-- begin Input records --

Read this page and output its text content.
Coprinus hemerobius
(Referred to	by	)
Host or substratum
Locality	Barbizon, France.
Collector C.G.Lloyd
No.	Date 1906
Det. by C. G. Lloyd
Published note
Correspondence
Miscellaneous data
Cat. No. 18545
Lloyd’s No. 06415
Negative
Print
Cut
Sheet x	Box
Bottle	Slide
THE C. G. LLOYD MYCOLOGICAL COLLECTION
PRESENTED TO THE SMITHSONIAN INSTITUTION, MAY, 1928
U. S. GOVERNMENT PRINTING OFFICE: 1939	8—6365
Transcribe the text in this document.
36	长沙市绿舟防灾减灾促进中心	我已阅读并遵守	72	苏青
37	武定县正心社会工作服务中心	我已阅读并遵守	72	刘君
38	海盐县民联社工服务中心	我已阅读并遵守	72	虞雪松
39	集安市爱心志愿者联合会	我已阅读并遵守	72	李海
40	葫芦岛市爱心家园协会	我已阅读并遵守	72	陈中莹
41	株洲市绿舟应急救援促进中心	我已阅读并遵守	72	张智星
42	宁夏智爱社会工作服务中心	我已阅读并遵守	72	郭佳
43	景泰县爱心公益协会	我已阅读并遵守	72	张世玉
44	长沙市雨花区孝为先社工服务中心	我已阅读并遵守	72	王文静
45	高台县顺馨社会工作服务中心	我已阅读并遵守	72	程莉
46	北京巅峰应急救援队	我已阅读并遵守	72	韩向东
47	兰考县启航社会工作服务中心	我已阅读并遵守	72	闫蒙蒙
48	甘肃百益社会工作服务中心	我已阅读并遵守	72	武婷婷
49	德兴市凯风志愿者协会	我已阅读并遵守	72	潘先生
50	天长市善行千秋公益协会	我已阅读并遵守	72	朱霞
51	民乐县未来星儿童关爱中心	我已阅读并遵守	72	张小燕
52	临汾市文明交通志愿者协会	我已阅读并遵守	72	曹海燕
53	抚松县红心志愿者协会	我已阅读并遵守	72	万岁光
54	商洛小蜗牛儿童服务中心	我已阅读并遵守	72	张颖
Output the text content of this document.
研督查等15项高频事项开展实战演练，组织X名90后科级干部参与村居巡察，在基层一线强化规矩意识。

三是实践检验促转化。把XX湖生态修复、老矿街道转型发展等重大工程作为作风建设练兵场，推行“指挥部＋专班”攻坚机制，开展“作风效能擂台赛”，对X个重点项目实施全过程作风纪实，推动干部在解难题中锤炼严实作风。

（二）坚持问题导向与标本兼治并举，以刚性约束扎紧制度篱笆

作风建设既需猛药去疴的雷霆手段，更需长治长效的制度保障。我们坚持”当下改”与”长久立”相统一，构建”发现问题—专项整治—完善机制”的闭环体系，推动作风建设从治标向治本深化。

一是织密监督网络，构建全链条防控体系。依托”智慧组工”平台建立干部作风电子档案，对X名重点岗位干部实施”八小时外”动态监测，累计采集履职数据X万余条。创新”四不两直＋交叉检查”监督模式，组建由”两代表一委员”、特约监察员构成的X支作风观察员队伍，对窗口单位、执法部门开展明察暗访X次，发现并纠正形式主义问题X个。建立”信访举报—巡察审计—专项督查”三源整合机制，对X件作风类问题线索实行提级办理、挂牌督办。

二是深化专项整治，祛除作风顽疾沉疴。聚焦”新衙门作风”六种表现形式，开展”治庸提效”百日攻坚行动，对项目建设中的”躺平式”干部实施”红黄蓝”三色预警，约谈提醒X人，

-- end Input records --

# Task to complete:
Write the data from above out again, exactly.

# Task result:
Read this page and output its text content.
Coprinus hemerobius
(Referred to	by	)
Host or substratum
Locality	Barbizon, France.
Collector C.G.Lloyd
No.	Date 1906
Det. by C. G. Lloyd
Published note
Correspondence
Miscellaneous data
Cat. No. 18545
Lloyd’s No. 06415
Negative
Print
Cut
Sheet x	Box
Bottle	Slide
THE C. G. LLOYD MYCOLOGICAL COLLECTION
PRESENTED TO THE SMITHSONIAN INSTITUTION, MAY, 1928
U. S. GOVERNMENT PRINTING OFFICE: 1939	8—6365
Transcribe the text in this document.
36	长沙市绿舟防灾减灾促进中心	我已阅读并遵守	72	苏青
37	武定县正心社会工作服务中心	我已阅读并遵守	72	刘君
38	海盐县民联社工服务中心	我已阅读并遵守	72	虞雪松
39	集安市爱心志愿者联合会	我已阅读并遵守	72	李海
40	葫芦岛市爱心家园协会	我已阅读并遵守	72	陈中莹
41	株洲市绿舟应急救援促进中心	我已阅读并遵守	72	张智星
42	宁夏智爱社会工作服务中心	我已阅读并遵守	72	郭佳
43	景泰县爱心公益协会	我已阅读并遵守	72	张世玉
44	长沙市雨花区孝为先社工服务中心	我已阅读并遵守	72	王文静
45	高台县顺馨社会工作服务中心	我已阅读并遵守	72	程莉
46	北京巅峰应急救援队	我已阅读并遵守	72	韩向东
47	兰考县启航社会工作服务中心	我已阅读并遵守	72	闫蒙蒙
48	甘肃百益社会工作服务中心	我已阅读并遵守	72	武婷婷
49	德兴市凯风志愿者协会	我已阅读并遵守	72	潘先生
50	天长市善行千秋公益协会	我已阅读并遵守	72	朱霞
51	民乐县未来星儿童关爱中心	我已阅读并遵守	72	张小燕
52	临汾市文明交通志愿者协会	我已阅读并遵守	72	曹海燕
53	抚松县红心志愿者协会	我已阅读并遵守	72	万岁光
54	商洛小蜗牛儿童服务中心	我已阅读并遵守	72	张颖
Output the text content of this document.
研督查等15项高频事项开展实战演练，组织X名90后科级干部参与村居巡察，在基层一线强化规矩意识。

三是实践检验促转化。把XX湖生态修复、老矿街道转型发展等重大工程作为作风建设练兵场，推行“指挥部＋专班”攻坚机制，开展“作风效能擂台赛”，对X个重点项目实施全过程作风纪实，推动干部在解难题中锤炼严实作风。

（二）坚持问题导向与标本兼治并举，以刚性约束扎紧制度篱笆

作风建设既需猛药去疴的雷霆手段，更需长治长效的制度保障。我们坚持”当下改”与”长久立”相统一，构建”发现问题—专项整治—完善机制”的闭环体系，推动作风建设从治标向治本深化。

一是织密监督网络，构建全链条防控体系。依托”智慧组工”平台建立干部作风电子档案，对X名重点岗位干部实施”八小时外”动态监测，累计采集履职数据X万余条。创新”四不两直＋交叉检查”监督模式，组建由”两代表一委员”、特约监察员构成的X支作风观察员队伍，对窗口单位、执法部门开展明察暗访X次，发现并纠正形式主义问题X个。建立”信访举报—巡察审计—专项督查”三源整合机制，对X件作风类问题线索实行提级办理、挂牌督办。

二是深化专项整治，祛除作风顽疾沉疴。聚焦”新衙门作风”六种表现形式，开展”治庸提效”百日攻坚行动，对项目建设中的”躺平式”干部实施”红黄蓝”三色预警，约谈提醒X人，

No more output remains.